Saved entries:
+++++
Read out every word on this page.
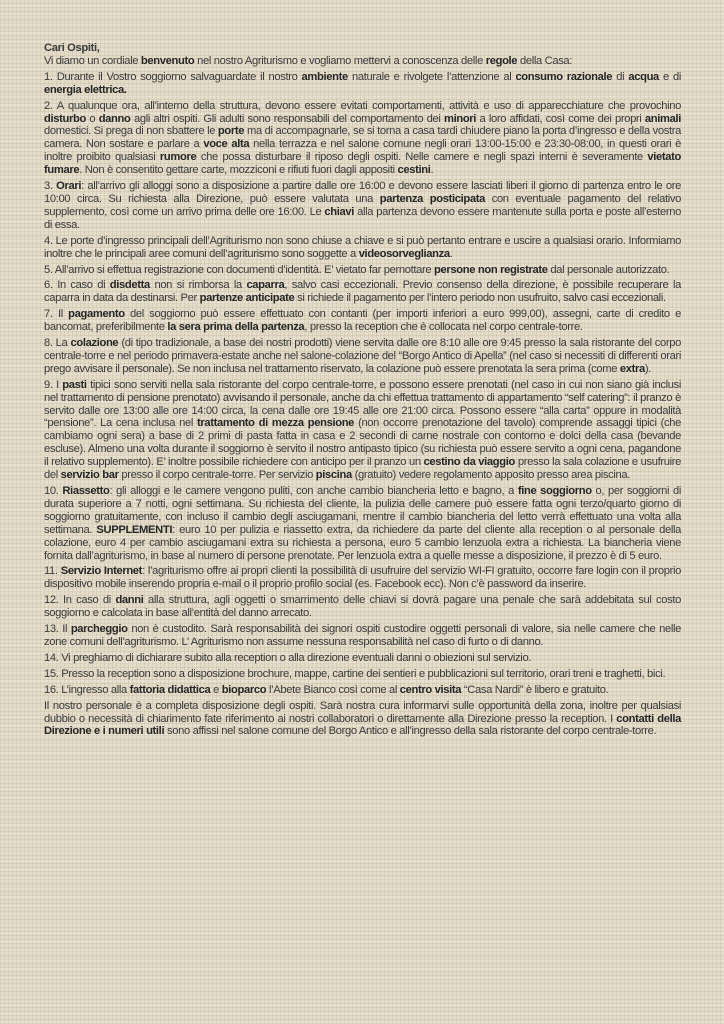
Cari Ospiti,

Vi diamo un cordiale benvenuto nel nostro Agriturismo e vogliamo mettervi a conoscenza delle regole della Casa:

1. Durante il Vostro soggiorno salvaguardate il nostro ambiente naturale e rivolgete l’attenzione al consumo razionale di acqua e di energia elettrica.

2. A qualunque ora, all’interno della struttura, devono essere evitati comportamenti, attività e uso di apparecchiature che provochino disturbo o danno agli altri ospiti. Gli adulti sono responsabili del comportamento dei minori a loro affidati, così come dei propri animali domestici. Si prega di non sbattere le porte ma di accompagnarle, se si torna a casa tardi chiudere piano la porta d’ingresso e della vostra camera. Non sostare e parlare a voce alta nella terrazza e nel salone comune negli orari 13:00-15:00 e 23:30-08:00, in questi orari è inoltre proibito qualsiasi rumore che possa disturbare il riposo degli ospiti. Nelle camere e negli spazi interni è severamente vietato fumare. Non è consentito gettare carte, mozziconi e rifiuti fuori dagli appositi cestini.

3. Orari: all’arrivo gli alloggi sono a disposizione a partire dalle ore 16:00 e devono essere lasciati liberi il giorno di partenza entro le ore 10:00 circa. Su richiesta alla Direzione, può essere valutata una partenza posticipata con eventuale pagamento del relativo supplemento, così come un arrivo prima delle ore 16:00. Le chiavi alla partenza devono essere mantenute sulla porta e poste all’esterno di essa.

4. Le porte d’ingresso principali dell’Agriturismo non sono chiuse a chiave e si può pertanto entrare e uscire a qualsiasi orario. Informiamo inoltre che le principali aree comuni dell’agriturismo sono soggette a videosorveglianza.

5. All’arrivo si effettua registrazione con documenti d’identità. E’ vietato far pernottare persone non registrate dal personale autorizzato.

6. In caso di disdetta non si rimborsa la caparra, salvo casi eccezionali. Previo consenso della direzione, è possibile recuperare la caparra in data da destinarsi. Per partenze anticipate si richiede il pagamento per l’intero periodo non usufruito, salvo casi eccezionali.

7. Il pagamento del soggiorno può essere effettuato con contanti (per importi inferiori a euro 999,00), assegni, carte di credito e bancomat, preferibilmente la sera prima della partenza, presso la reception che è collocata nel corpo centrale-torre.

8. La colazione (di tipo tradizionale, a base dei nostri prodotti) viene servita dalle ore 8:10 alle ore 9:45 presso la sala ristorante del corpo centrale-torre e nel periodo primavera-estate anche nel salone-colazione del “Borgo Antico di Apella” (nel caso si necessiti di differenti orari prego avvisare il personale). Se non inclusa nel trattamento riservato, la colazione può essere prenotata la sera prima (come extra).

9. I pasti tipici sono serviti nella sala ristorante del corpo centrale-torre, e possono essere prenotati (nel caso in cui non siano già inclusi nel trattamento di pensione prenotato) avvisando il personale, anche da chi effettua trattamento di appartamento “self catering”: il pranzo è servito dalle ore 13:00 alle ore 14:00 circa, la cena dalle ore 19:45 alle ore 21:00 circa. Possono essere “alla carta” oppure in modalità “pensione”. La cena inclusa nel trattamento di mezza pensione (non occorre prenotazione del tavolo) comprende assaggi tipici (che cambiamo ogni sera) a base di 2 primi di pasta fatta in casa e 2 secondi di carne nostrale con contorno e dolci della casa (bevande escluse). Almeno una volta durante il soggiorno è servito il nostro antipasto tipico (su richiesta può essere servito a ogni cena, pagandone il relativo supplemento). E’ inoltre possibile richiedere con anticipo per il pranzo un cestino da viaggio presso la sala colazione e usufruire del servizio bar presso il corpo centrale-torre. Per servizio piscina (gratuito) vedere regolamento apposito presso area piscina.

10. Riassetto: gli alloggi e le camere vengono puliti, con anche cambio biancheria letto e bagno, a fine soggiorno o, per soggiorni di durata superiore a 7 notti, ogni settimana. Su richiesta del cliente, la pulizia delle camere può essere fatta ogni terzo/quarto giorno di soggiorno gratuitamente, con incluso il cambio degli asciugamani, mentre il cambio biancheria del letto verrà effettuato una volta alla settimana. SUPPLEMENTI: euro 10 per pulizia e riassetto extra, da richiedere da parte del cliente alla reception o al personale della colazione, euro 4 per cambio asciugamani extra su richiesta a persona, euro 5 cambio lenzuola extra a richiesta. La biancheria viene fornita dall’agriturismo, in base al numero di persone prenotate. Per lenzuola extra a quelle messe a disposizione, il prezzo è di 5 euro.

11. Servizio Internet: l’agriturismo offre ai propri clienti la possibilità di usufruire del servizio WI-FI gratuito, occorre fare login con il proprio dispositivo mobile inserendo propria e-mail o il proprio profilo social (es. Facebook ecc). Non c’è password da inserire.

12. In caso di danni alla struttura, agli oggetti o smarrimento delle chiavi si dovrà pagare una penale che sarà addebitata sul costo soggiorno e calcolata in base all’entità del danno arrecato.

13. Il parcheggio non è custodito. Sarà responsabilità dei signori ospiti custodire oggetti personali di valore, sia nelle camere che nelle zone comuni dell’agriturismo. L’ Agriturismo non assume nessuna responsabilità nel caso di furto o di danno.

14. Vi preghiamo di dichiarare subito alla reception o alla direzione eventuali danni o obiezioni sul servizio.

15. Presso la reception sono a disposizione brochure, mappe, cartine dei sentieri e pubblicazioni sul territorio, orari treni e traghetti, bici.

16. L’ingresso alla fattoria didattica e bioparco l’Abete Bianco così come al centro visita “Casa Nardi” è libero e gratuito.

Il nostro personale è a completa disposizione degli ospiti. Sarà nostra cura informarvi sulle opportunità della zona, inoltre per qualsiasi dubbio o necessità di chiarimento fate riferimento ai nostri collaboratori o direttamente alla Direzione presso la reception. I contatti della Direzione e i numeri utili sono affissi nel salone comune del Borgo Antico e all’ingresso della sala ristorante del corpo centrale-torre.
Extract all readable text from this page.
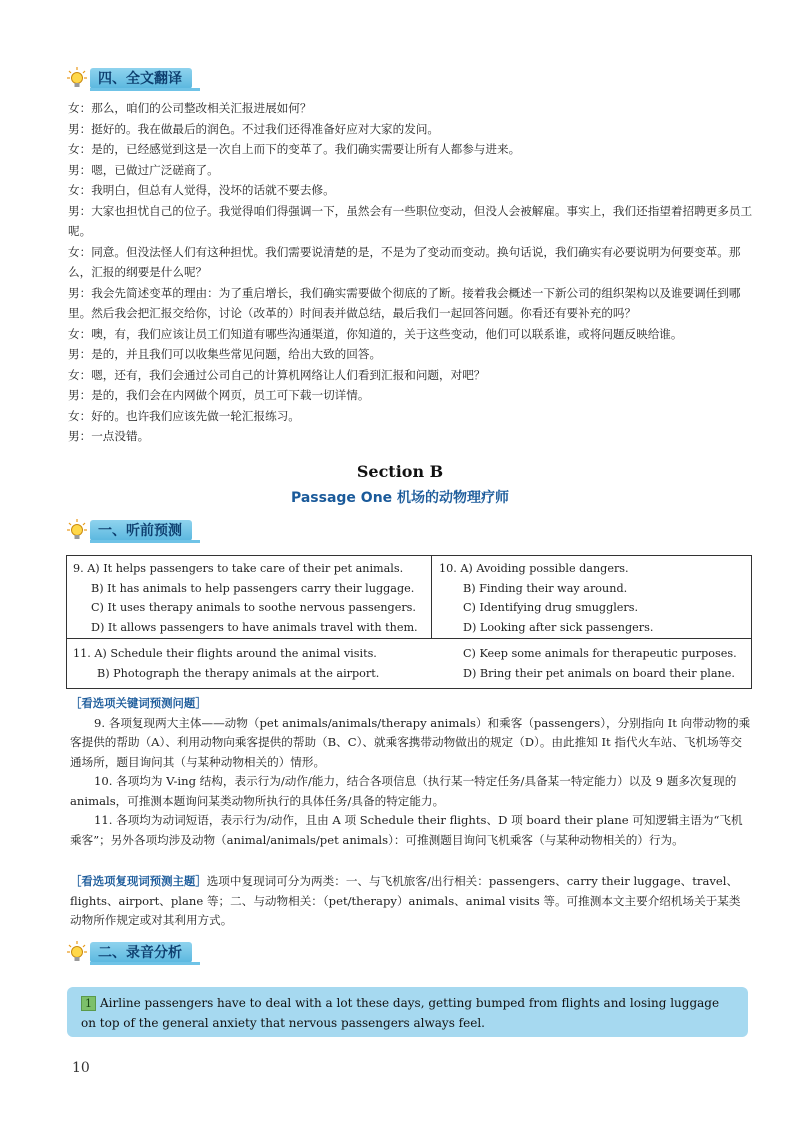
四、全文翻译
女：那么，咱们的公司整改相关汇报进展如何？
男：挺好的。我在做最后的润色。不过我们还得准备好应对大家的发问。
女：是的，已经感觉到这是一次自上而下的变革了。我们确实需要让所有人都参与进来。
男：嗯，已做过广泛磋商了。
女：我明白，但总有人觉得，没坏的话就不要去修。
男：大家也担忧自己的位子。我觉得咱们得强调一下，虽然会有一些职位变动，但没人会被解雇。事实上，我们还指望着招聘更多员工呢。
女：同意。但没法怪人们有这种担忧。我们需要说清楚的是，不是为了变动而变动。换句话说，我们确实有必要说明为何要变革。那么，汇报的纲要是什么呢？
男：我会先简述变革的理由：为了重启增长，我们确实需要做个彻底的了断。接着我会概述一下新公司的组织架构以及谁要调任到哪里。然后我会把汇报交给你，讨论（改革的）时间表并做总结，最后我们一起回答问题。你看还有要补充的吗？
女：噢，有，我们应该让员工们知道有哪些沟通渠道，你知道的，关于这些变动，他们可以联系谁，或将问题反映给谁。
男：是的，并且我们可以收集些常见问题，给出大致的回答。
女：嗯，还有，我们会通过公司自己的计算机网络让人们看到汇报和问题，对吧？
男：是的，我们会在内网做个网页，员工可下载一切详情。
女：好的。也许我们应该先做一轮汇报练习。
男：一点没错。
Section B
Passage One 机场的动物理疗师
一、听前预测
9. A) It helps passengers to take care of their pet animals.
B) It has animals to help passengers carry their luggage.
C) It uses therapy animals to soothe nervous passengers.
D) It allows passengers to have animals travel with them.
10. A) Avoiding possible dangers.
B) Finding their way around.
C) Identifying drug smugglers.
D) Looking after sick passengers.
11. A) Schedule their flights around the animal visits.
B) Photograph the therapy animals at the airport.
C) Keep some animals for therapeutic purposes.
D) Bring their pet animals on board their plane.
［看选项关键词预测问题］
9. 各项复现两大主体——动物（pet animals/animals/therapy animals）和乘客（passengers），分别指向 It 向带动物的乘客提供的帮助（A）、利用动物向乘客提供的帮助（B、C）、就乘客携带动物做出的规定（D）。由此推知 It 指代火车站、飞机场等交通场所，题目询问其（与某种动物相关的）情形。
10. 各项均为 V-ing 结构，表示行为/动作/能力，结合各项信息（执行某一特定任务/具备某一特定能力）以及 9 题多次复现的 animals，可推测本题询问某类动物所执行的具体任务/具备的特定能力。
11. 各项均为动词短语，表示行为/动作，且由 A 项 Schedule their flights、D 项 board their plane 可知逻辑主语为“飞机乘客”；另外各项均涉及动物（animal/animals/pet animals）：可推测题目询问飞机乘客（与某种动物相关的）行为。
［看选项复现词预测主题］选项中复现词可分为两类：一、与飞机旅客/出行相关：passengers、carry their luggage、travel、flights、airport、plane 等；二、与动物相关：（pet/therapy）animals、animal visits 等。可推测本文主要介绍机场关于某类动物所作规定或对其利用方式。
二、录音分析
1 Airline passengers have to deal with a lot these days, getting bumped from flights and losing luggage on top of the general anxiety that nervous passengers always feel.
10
+++++
Report only the number of lines that hold the string "have" in this listing.

2